§ Exercise:
Set out every line bearing the string "label".

++++ Records for the exercise

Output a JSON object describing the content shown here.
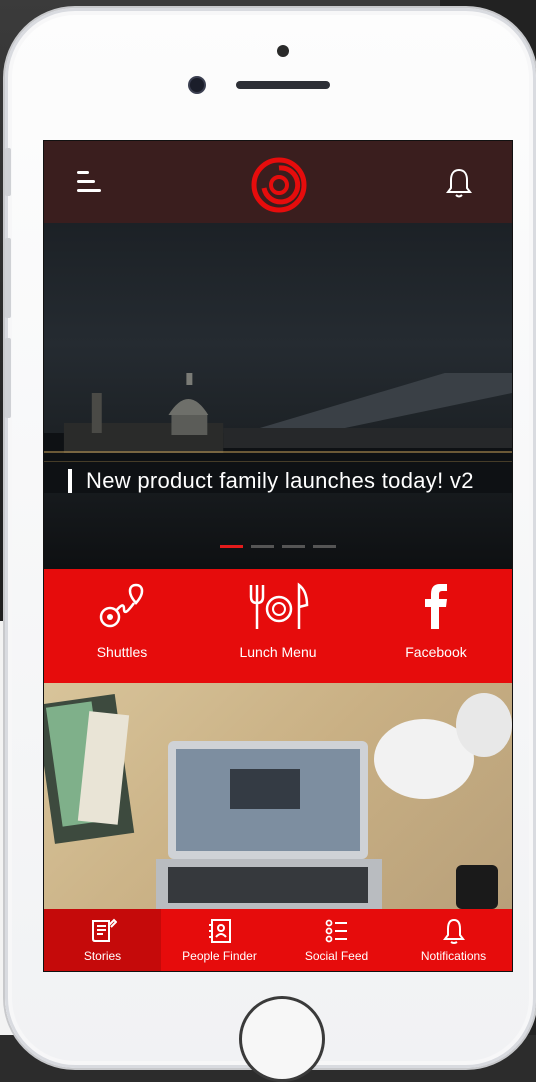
{
  "header": {
    "menu_icon": "hamburger-icon",
    "logo_icon": "ring-logo-icon",
    "bell_icon": "bell-icon",
    "bar_color": "#3a1e1e"
  },
  "hero": {
    "headline": "New product family launches today! v2",
    "slides": 4,
    "active_slide": 1
  },
  "quick_links": [
    {
      "label": "Shuttles",
      "icon": "route-pin-icon"
    },
    {
      "label": "Lunch Menu",
      "icon": "utensils-icon"
    },
    {
      "label": "Facebook",
      "icon": "facebook-icon"
    }
  ],
  "tabs": [
    {
      "label": "Stories",
      "icon": "stories-icon",
      "active": true
    },
    {
      "label": "People Finder",
      "icon": "contact-book-icon",
      "active": false
    },
    {
      "label": "Social Feed",
      "icon": "list-icon",
      "active": false
    },
    {
      "label": "Notifications",
      "icon": "bell-icon",
      "active": false
    }
  ],
  "colors": {
    "accent": "#e60c0c",
    "accent_dark": "#c50a0a",
    "header": "#3a1e1e"
  }
}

++++++++

§ Written solution:
      "label": "Shuttles",
      "label": "Lunch Menu",
      "label": "Facebook",
      "label": "Stories",
      "label": "People Finder",
      "label": "Social Feed",
      "label": "Notifications",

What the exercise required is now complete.